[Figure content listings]
========
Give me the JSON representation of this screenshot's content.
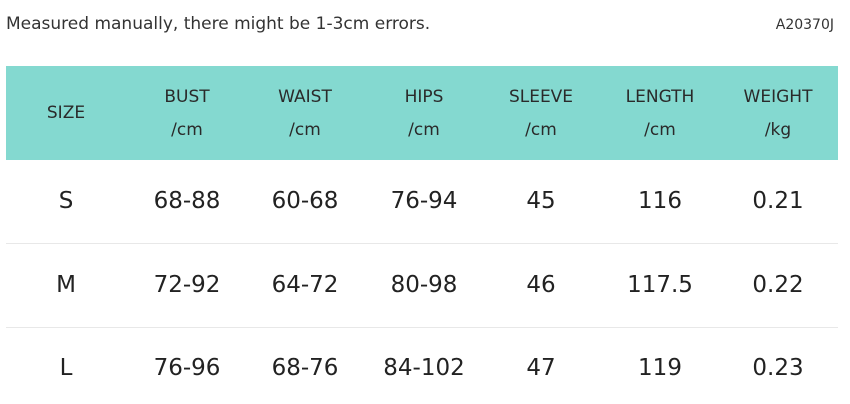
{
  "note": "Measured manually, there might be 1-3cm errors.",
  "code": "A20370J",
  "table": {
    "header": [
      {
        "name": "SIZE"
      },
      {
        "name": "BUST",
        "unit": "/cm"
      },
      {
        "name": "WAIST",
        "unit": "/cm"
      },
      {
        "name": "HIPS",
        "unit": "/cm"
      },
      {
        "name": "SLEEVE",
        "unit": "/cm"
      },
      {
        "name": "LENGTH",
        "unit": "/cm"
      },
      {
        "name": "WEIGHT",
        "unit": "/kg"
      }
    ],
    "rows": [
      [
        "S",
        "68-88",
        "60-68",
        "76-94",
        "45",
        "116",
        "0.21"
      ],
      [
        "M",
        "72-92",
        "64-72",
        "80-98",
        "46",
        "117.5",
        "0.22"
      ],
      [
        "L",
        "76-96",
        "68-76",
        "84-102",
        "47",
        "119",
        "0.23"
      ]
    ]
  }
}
========
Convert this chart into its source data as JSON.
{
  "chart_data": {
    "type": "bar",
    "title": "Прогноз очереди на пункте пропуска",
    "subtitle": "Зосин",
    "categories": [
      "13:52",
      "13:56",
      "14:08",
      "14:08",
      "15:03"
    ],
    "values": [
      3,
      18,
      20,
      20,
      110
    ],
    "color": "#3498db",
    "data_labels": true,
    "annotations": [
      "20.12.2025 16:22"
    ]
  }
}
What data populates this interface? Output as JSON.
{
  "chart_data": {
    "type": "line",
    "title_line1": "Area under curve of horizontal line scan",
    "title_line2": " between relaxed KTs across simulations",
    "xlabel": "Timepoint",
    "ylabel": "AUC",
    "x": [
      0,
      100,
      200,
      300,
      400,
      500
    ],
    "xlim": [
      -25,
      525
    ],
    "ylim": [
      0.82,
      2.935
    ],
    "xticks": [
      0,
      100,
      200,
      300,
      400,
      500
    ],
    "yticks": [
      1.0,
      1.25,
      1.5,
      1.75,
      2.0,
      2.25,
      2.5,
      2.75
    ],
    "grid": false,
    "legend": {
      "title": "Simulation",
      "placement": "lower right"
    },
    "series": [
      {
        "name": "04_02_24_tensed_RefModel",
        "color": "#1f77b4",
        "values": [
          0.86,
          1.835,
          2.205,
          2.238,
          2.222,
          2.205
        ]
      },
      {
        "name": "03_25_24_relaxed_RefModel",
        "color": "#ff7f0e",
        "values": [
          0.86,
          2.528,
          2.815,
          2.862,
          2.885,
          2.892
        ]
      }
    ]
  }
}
========
• TASK DIRECTIONS
Which lines hold the string "color"? Copy all of them from the data above.

• OUTPUT OF THE EXERCISE
    "color": "#3498db",
        "color": "#1f77b4",
        "color": "#ff7f0e",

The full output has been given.